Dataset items
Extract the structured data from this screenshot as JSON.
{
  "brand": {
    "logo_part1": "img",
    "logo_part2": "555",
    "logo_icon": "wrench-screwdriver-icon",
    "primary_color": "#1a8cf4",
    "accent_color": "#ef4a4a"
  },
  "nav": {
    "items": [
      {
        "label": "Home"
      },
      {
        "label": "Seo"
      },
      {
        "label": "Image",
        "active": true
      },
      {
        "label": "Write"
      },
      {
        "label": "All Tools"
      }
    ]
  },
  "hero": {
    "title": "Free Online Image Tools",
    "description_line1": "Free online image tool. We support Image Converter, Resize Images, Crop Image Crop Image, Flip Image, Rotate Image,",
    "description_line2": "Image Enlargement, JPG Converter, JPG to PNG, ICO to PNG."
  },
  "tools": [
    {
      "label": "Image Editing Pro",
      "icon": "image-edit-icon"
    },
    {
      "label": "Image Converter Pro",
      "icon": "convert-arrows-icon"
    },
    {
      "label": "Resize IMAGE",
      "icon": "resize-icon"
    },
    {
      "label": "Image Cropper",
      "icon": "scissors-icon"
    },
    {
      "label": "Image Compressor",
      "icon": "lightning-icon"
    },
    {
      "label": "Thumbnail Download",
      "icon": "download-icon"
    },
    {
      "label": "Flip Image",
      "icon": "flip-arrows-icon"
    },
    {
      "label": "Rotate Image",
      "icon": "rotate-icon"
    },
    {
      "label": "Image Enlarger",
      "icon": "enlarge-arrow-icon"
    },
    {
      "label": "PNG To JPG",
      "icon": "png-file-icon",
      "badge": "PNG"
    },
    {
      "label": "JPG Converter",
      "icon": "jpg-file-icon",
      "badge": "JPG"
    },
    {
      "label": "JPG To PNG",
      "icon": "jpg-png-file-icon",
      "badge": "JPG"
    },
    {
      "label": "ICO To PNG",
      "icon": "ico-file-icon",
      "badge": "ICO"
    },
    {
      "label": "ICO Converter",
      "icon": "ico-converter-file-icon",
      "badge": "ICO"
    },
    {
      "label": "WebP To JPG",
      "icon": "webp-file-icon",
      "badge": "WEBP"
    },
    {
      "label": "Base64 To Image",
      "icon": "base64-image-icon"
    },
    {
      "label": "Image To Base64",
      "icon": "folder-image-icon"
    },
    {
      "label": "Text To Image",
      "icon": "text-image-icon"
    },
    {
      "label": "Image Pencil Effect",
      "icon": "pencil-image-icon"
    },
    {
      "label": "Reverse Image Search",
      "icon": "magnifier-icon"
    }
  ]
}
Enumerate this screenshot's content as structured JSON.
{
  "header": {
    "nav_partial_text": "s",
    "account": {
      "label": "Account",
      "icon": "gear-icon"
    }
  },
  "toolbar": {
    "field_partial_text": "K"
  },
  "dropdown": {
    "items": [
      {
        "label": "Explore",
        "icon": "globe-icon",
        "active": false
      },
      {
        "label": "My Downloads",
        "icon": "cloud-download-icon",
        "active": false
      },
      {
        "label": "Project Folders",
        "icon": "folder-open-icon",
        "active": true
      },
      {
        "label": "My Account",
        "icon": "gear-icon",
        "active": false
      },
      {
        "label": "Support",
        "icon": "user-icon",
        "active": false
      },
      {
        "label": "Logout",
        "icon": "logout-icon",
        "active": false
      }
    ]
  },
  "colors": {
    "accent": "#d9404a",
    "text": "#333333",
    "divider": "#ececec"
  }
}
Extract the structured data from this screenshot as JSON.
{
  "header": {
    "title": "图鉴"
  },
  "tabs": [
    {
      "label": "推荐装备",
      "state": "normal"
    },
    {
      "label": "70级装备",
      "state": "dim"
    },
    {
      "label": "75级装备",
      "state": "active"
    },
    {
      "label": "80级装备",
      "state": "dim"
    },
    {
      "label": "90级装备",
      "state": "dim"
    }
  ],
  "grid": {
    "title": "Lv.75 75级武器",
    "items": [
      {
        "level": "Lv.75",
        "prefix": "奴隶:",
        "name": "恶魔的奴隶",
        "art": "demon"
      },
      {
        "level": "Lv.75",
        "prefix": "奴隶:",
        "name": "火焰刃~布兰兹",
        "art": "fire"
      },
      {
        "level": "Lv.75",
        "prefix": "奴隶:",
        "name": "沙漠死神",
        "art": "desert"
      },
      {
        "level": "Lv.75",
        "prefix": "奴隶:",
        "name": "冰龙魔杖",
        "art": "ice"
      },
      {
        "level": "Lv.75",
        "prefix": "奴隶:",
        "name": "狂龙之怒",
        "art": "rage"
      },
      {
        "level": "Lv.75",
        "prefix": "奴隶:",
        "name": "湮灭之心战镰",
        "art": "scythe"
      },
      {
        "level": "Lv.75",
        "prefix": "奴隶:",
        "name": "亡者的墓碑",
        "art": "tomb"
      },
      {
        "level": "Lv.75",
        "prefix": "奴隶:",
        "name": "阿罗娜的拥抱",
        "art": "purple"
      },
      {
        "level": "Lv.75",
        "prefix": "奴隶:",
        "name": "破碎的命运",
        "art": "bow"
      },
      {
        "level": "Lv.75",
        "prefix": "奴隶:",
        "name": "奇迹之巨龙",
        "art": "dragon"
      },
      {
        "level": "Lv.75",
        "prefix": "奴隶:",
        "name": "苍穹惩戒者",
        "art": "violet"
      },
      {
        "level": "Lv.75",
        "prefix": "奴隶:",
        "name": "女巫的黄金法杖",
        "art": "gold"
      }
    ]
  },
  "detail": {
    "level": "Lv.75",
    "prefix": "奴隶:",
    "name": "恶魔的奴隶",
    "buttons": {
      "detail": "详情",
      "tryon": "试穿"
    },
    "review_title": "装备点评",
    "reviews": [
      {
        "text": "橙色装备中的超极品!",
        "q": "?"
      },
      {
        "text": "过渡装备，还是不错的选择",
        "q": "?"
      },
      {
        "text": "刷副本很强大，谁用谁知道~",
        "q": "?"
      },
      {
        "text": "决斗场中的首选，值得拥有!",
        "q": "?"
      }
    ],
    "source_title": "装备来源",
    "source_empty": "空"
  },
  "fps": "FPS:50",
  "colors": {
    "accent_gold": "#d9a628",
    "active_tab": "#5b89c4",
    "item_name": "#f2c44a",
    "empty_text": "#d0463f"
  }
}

* _To be done_
Extract every record and return it verbatim.

* _Exercise result_
Extract the structured data from this screenshot as JSON.
{
  "brand": {
    "logo_part1": "img",
    "logo_part2": "555",
    "logo_icon": "wrench-screwdriver-icon",
    "primary_color": "#1a8cf4",
    "accent_color": "#ef4a4a"
  },
  "nav": {
    "items": [
      {
        "label": "Home"
      },
      {
        "label": "Seo"
      },
      {
        "label": "Image",
        "active": true
      },
      {
        "label": "Write"
      },
      {
        "label": "All Tools"
      }
    ]
  },
  "hero": {
    "title": "Free Online Image Tools",
    "description_line1": "Free online image tool. We support Image Converter, Resize Images, Crop Image Crop Image, Flip Image, Rotate Image,",
    "description_line2": "Image Enlargement, JPG Converter, JPG to PNG, ICO to PNG."
  },
  "tools": [
    {
      "label": "Image Editing Pro",
      "icon": "image-edit-icon"
    },
    {
      "label": "Image Converter Pro",
      "icon": "convert-arrows-icon"
    },
    {
      "label": "Resize IMAGE",
      "icon": "resize-icon"
    },
    {
      "label": "Image Cropper",
      "icon": "scissors-icon"
    },
    {
      "label": "Image Compressor",
      "icon": "lightning-icon"
    },
    {
      "label": "Thumbnail Download",
      "icon": "download-icon"
    },
    {
      "label": "Flip Image",
      "icon": "flip-arrows-icon"
    },
    {
      "label": "Rotate Image",
      "icon": "rotate-icon"
    },
    {
      "label": "Image Enlarger",
      "icon": "enlarge-arrow-icon"
    },
    {
      "label": "PNG To JPG",
      "icon": "png-file-icon",
      "badge": "PNG"
    },
    {
      "label": "JPG Converter",
      "icon": "jpg-file-icon",
      "badge": "JPG"
    },
    {
      "label": "JPG To PNG",
      "icon": "jpg-png-file-icon",
      "badge": "JPG"
    },
    {
      "label": "ICO To PNG",
      "icon": "ico-file-icon",
      "badge": "ICO"
    },
    {
      "label": "ICO Converter",
      "icon": "ico-converter-file-icon",
      "badge": "ICO"
    },
    {
      "label": "WebP To JPG",
      "icon": "webp-file-icon",
      "badge": "WEBP"
    },
    {
      "label": "Base64 To Image",
      "icon": "base64-image-icon"
    },
    {
      "label": "Image To Base64",
      "icon": "folder-image-icon"
    },
    {
      "label": "Text To Image",
      "icon": "text-image-icon"
    },
    {
      "label": "Image Pencil Effect",
      "icon": "pencil-image-icon"
    },
    {
      "label": "Reverse Image Search",
      "icon": "magnifier-icon"
    }
  ]
}
Enumerate this screenshot's content as structured JSON.
{
  "header": {
    "nav_partial_text": "s",
    "account": {
      "label": "Account",
      "icon": "gear-icon"
    }
  },
  "toolbar": {
    "field_partial_text": "K"
  },
  "dropdown": {
    "items": [
      {
        "label": "Explore",
        "icon": "globe-icon",
        "active": false
      },
      {
        "label": "My Downloads",
        "icon": "cloud-download-icon",
        "active": false
      },
      {
        "label": "Project Folders",
        "icon": "folder-open-icon",
        "active": true
      },
      {
        "label": "My Account",
        "icon": "gear-icon",
        "active": false
      },
      {
        "label": "Support",
        "icon": "user-icon",
        "active": false
      },
      {
        "label": "Logout",
        "icon": "logout-icon",
        "active": false
      }
    ]
  },
  "colors": {
    "accent": "#d9404a",
    "text": "#333333",
    "divider": "#ececec"
  }
}
Extract the structured data from this screenshot as JSON.
{
  "header": {
    "title": "图鉴"
  },
  "tabs": [
    {
      "label": "推荐装备",
      "state": "normal"
    },
    {
      "label": "70级装备",
      "state": "dim"
    },
    {
      "label": "75级装备",
      "state": "active"
    },
    {
      "label": "80级装备",
      "state": "dim"
    },
    {
      "label": "90级装备",
      "state": "dim"
    }
  ],
  "grid": {
    "title": "Lv.75 75级武器",
    "items": [
      {
        "level": "Lv.75",
        "prefix": "奴隶:",
        "name": "恶魔的奴隶",
        "art": "demon"
      },
      {
        "level": "Lv.75",
        "prefix": "奴隶:",
        "name": "火焰刃~布兰兹",
        "art": "fire"
      },
      {
        "level": "Lv.75",
        "prefix": "奴隶:",
        "name": "沙漠死神",
        "art": "desert"
      },
      {
        "level": "Lv.75",
        "prefix": "奴隶:",
        "name": "冰龙魔杖",
        "art": "ice"
      },
      {
        "level": "Lv.75",
        "prefix": "奴隶:",
        "name": "狂龙之怒",
        "art": "rage"
      },
      {
        "level": "Lv.75",
        "prefix": "奴隶:",
        "name": "湮灭之心战镰",
        "art": "scythe"
      },
      {
        "level": "Lv.75",
        "prefix": "奴隶:",
        "name": "亡者的墓碑",
        "art": "tomb"
      },
      {
        "level": "Lv.75",
        "prefix": "奴隶:",
        "name": "阿罗娜的拥抱",
        "art": "purple"
      },
      {
        "level": "Lv.75",
        "prefix": "奴隶:",
        "name": "破碎的命运",
        "art": "bow"
      },
      {
        "level": "Lv.75",
        "prefix": "奴隶:",
        "name": "奇迹之巨龙",
        "art": "dragon"
      },
      {
        "level": "Lv.75",
        "prefix": "奴隶:",
        "name": "苍穹惩戒者",
        "art": "violet"
      },
      {
        "level": "Lv.75",
        "prefix": "奴隶:",
        "name": "女巫的黄金法杖",
        "art": "gold"
      }
    ]
  },
  "detail": {
    "level": "Lv.75",
    "prefix": "奴隶:",
    "name": "恶魔的奴隶",
    "buttons": {
      "detail": "详情",
      "tryon": "试穿"
    },
    "review_title": "装备点评",
    "reviews": [
      {
        "text": "橙色装备中的超极品!",
        "q": "?"
      },
      {
        "text": "过渡装备，还是不错的选择",
        "q": "?"
      },
      {
        "text": "刷副本很强大，谁用谁知道~",
        "q": "?"
      },
      {
        "text": "决斗场中的首选，值得拥有!",
        "q": "?"
      }
    ],
    "source_title": "装备来源",
    "source_empty": "空"
  },
  "fps": "FPS:50",
  "colors": {
    "accent_gold": "#d9a628",
    "active_tab": "#5b89c4",
    "item_name": "#f2c44a",
    "empty_text": "#d0463f"
  }
}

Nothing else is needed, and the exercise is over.